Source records

--*--

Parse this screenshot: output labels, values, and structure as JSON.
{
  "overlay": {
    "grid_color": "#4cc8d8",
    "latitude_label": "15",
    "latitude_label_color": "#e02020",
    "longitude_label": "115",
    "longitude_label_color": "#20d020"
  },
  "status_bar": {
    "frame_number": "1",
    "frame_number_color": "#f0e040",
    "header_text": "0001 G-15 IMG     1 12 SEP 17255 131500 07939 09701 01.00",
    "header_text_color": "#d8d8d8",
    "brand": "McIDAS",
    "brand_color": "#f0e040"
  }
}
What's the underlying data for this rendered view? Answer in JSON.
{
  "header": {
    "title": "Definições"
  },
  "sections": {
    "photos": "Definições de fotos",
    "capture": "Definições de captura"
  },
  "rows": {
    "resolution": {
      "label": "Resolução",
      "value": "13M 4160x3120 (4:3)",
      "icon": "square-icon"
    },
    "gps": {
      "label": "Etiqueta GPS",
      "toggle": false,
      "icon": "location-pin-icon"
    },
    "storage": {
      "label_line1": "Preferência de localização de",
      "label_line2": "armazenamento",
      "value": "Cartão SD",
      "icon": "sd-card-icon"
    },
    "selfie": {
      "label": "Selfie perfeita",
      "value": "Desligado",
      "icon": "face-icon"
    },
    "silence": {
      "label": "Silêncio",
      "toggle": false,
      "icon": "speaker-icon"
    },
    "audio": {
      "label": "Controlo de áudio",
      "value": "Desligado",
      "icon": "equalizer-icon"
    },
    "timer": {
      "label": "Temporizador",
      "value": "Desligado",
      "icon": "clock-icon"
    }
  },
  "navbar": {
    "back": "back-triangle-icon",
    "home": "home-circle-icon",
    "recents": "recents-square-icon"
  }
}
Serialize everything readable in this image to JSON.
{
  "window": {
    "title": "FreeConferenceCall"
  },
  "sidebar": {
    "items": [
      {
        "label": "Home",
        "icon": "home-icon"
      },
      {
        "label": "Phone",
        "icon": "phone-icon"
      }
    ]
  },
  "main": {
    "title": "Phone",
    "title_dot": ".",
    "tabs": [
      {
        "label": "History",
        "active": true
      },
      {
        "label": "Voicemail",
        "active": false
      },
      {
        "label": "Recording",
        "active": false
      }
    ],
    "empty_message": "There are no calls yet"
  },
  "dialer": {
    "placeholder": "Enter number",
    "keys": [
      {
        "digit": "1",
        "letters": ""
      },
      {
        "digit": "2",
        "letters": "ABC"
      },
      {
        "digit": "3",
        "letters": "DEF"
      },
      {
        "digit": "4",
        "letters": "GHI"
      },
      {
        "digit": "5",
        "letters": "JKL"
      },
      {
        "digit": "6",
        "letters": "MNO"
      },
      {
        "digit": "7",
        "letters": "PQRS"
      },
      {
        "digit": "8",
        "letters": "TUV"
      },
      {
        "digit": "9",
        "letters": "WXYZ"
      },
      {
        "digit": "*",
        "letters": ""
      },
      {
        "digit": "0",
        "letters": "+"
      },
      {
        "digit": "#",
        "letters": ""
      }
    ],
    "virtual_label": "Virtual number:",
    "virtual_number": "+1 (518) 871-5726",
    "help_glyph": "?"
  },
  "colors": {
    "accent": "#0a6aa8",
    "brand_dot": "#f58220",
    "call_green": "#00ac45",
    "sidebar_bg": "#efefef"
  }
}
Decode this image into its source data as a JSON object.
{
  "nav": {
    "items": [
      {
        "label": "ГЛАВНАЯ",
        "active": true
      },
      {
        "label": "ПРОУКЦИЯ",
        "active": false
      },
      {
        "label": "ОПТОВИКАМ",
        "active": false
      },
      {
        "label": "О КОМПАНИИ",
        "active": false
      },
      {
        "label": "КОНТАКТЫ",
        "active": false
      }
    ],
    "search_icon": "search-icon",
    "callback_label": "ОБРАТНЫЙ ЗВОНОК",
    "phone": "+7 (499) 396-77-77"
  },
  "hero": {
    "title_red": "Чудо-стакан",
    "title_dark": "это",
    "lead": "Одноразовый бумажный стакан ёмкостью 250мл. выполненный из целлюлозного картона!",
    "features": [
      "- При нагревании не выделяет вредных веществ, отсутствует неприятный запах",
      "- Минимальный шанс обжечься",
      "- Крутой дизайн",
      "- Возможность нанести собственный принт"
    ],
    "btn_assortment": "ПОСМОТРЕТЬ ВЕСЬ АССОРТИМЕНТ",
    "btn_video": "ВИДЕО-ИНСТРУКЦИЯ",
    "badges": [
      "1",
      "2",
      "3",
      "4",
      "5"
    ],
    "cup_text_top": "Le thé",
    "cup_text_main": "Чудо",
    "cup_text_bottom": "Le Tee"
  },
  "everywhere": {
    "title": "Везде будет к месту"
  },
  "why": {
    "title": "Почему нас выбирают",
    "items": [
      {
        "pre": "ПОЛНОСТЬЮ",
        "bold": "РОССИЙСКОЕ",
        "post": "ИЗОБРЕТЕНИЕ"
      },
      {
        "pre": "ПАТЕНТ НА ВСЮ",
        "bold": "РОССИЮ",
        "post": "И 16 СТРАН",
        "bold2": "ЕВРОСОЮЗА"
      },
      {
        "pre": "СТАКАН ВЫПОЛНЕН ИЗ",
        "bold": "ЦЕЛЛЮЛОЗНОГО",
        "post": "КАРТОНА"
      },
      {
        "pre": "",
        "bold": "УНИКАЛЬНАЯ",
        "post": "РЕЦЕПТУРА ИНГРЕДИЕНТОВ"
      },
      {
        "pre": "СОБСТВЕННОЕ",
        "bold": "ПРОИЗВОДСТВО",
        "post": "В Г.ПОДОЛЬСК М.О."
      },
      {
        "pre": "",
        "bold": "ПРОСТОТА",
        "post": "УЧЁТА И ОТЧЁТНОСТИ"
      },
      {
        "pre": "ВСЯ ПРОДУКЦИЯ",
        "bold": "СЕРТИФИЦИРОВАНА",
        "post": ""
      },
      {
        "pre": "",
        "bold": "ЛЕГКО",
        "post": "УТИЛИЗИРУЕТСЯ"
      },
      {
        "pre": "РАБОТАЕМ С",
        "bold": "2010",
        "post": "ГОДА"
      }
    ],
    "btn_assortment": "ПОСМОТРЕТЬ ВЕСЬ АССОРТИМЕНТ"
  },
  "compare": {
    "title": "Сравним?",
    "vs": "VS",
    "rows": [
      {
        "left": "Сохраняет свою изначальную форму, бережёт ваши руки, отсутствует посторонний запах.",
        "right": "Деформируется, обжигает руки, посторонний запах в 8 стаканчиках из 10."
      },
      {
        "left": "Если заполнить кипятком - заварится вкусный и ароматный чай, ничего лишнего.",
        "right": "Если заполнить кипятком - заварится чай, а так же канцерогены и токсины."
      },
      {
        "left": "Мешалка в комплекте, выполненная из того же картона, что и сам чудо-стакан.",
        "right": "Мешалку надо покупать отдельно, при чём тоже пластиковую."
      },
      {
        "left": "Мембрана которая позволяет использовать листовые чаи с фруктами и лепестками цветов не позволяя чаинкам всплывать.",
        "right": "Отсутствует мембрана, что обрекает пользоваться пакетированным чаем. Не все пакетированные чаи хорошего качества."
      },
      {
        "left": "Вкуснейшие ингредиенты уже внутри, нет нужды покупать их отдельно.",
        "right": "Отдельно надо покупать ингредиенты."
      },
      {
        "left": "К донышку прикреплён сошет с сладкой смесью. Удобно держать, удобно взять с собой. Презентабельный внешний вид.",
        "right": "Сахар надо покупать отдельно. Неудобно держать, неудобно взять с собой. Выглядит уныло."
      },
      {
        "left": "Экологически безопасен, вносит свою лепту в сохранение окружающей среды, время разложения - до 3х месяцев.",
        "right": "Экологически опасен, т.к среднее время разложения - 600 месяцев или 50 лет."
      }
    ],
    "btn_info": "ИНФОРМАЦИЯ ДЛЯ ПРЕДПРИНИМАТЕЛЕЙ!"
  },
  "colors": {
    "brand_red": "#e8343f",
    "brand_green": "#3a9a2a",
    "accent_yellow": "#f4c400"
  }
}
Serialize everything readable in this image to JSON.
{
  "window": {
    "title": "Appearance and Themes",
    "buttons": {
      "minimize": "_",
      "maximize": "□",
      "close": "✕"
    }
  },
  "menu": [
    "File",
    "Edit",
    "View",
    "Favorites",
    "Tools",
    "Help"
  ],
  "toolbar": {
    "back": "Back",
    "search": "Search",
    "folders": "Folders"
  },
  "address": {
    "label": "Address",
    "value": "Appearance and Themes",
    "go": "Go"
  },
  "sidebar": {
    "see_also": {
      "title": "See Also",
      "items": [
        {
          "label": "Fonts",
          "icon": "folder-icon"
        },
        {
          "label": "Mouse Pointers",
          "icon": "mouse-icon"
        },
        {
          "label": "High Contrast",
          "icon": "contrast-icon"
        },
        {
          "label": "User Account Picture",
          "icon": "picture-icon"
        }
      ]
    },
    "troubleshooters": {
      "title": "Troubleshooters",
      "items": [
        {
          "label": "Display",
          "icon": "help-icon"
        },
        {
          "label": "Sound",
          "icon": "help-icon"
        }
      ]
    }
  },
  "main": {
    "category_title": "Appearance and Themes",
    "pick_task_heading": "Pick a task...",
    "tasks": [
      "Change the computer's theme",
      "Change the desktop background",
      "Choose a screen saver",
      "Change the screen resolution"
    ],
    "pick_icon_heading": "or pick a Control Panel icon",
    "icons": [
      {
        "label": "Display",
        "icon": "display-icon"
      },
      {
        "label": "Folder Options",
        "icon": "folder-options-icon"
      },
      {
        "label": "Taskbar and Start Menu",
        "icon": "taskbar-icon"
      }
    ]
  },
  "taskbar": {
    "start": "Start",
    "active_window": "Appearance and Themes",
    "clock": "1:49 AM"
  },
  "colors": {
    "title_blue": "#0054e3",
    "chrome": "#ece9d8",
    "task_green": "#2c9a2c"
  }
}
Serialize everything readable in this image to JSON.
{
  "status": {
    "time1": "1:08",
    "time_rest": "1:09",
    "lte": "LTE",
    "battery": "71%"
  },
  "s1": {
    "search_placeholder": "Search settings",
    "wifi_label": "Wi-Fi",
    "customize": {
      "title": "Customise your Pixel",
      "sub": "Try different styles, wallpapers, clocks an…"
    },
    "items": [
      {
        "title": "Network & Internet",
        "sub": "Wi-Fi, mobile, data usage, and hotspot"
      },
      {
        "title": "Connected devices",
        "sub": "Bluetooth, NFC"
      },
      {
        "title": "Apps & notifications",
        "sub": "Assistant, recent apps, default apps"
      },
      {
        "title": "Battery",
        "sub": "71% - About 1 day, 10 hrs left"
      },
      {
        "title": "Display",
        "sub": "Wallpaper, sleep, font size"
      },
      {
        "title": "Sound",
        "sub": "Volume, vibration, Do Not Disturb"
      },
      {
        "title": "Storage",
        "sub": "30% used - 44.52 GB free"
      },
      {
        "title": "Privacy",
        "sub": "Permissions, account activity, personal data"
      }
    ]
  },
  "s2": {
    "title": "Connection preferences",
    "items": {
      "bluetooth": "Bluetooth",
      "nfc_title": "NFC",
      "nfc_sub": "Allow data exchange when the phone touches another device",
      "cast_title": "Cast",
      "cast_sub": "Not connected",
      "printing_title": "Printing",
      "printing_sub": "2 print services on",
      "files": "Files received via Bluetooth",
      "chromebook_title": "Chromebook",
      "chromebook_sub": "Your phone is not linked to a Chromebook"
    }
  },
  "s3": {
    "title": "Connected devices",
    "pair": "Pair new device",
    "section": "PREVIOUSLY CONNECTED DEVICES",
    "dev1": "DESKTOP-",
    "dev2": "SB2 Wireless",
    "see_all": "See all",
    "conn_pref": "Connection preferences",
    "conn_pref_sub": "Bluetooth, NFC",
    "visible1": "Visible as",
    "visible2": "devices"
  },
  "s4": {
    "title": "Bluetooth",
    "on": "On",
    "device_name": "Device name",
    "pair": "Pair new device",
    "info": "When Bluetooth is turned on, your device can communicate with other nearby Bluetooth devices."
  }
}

--*--

SET TASK →
Answer with one number: how many lines of the entries above include the word "заварится".

EXERCISE OUTPUT →
2